YOUR GOAL: Write out each line from the data below that includes the word "values".

Extracted records
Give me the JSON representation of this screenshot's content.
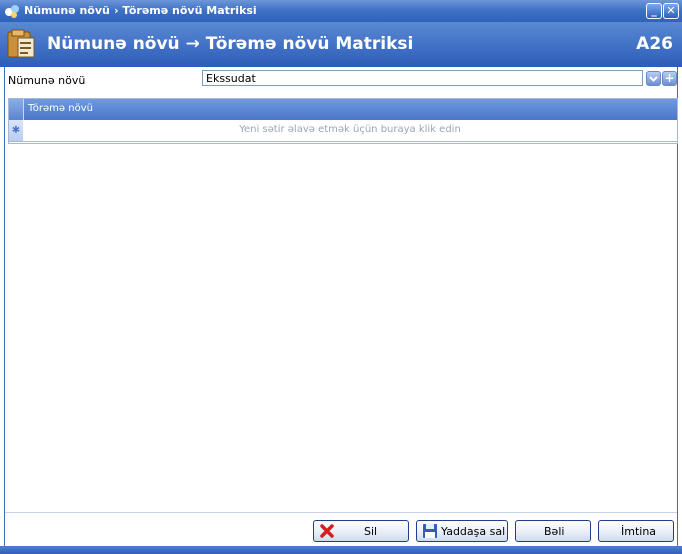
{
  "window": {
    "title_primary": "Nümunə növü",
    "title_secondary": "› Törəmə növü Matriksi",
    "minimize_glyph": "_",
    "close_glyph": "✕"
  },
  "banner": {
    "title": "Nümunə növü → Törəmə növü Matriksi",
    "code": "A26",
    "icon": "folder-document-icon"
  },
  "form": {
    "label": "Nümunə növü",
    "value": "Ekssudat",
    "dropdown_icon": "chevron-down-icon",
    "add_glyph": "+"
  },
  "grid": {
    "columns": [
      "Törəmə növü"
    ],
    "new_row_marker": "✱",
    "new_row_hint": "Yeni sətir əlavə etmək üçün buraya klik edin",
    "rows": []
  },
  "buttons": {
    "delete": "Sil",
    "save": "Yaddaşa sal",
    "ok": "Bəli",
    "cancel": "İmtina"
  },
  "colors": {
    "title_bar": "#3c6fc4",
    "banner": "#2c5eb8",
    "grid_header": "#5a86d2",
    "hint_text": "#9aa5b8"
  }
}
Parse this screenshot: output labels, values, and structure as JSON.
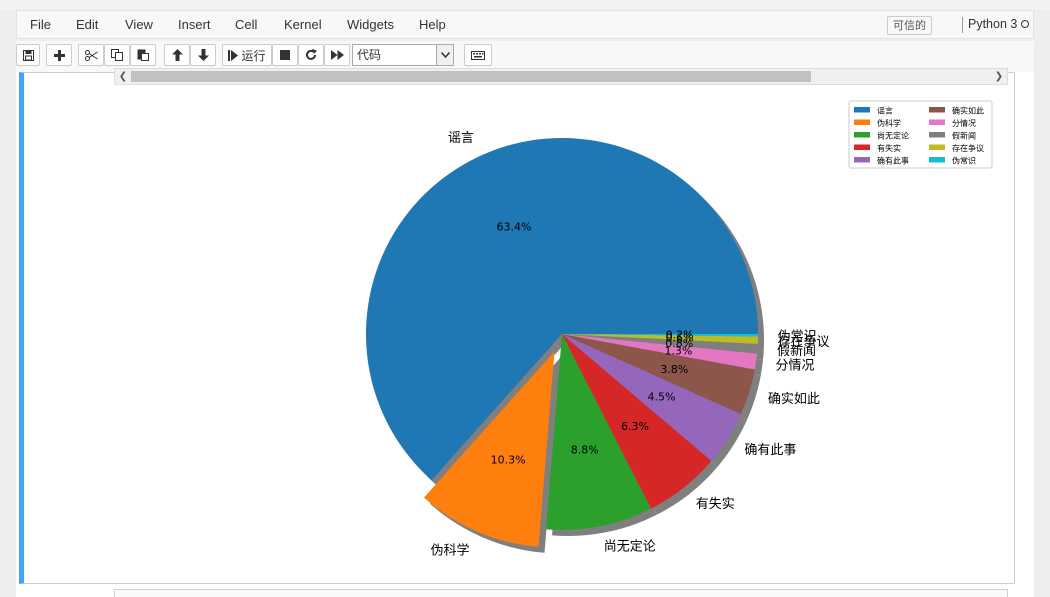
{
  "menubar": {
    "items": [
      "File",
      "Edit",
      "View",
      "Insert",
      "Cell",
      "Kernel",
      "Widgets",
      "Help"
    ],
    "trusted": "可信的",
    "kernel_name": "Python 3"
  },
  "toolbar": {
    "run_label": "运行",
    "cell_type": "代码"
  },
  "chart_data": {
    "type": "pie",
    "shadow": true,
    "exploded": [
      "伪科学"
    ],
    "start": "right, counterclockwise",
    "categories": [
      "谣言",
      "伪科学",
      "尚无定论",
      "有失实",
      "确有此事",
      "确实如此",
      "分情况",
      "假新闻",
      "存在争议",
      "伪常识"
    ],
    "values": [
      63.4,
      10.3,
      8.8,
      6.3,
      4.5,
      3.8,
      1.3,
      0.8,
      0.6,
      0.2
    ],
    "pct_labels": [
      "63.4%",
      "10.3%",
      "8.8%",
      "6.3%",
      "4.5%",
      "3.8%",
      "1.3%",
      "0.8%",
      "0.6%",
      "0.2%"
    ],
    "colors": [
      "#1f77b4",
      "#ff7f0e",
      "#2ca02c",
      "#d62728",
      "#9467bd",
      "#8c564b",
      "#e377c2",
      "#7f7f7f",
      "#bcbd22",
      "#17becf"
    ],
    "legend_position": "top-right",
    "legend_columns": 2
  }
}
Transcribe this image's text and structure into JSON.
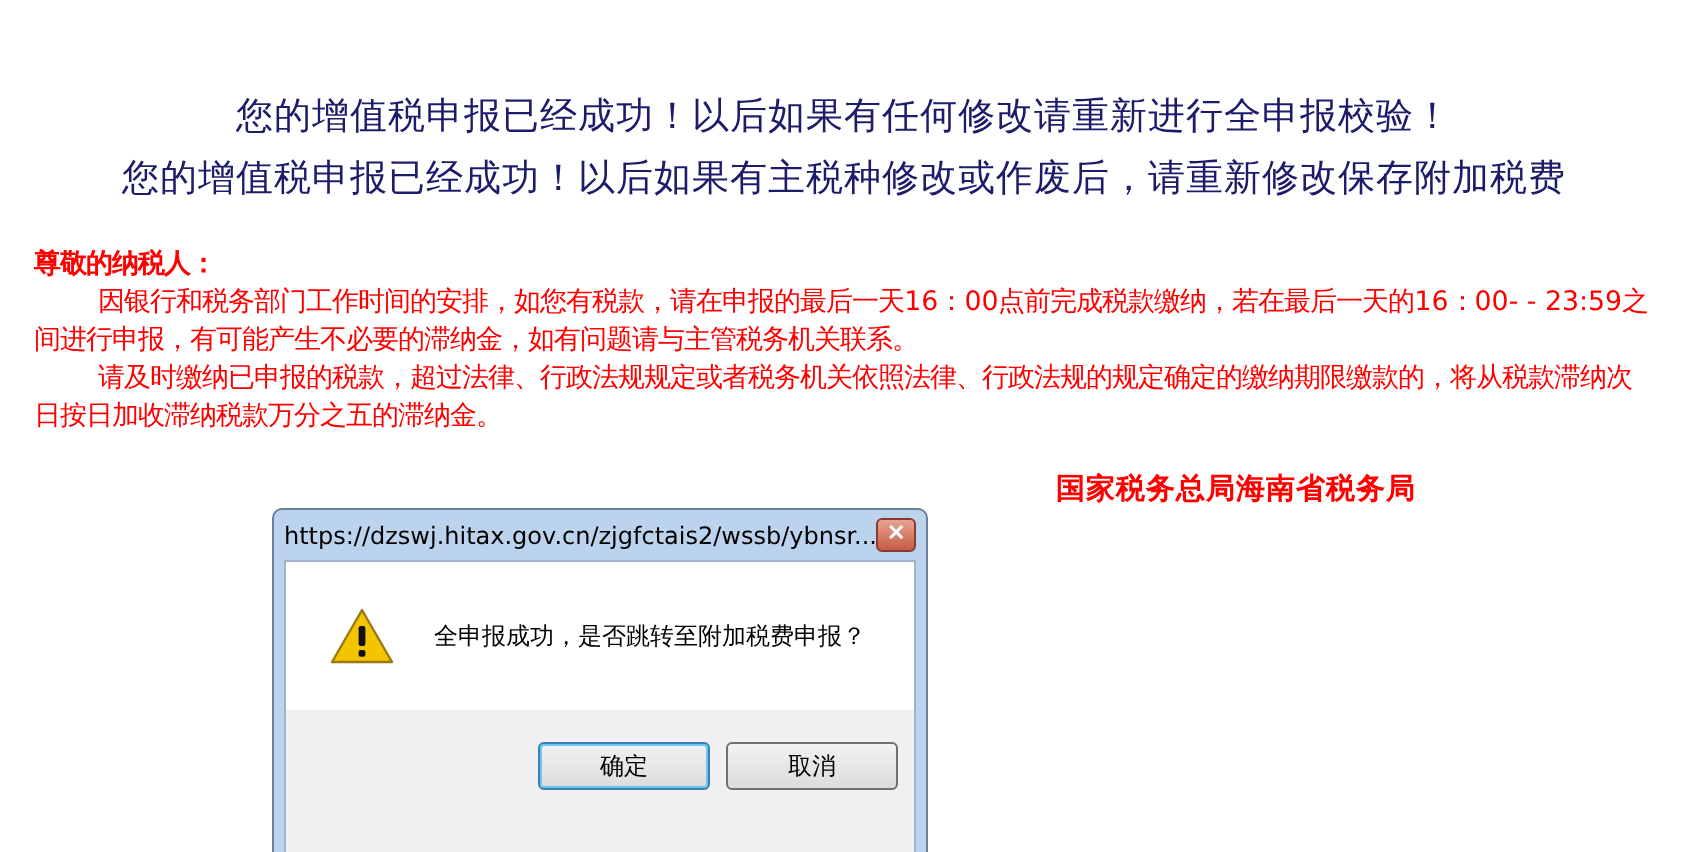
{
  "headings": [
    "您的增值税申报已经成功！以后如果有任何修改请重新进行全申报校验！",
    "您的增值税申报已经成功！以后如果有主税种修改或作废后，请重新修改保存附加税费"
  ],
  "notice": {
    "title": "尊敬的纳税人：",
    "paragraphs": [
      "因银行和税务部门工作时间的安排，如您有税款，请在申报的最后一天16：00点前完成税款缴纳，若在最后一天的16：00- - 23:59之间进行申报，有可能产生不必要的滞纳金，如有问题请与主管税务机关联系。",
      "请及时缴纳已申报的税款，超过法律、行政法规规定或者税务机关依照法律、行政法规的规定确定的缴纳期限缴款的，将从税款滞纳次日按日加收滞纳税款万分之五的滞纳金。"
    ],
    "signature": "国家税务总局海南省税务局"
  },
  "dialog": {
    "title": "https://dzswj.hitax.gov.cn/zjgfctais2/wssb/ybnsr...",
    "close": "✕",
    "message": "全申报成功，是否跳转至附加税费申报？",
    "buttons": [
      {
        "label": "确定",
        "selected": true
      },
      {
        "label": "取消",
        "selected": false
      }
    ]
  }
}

TASK OUTPUT:
Parse this screenshot: output labels, values, and structure as JSON.
    "values": [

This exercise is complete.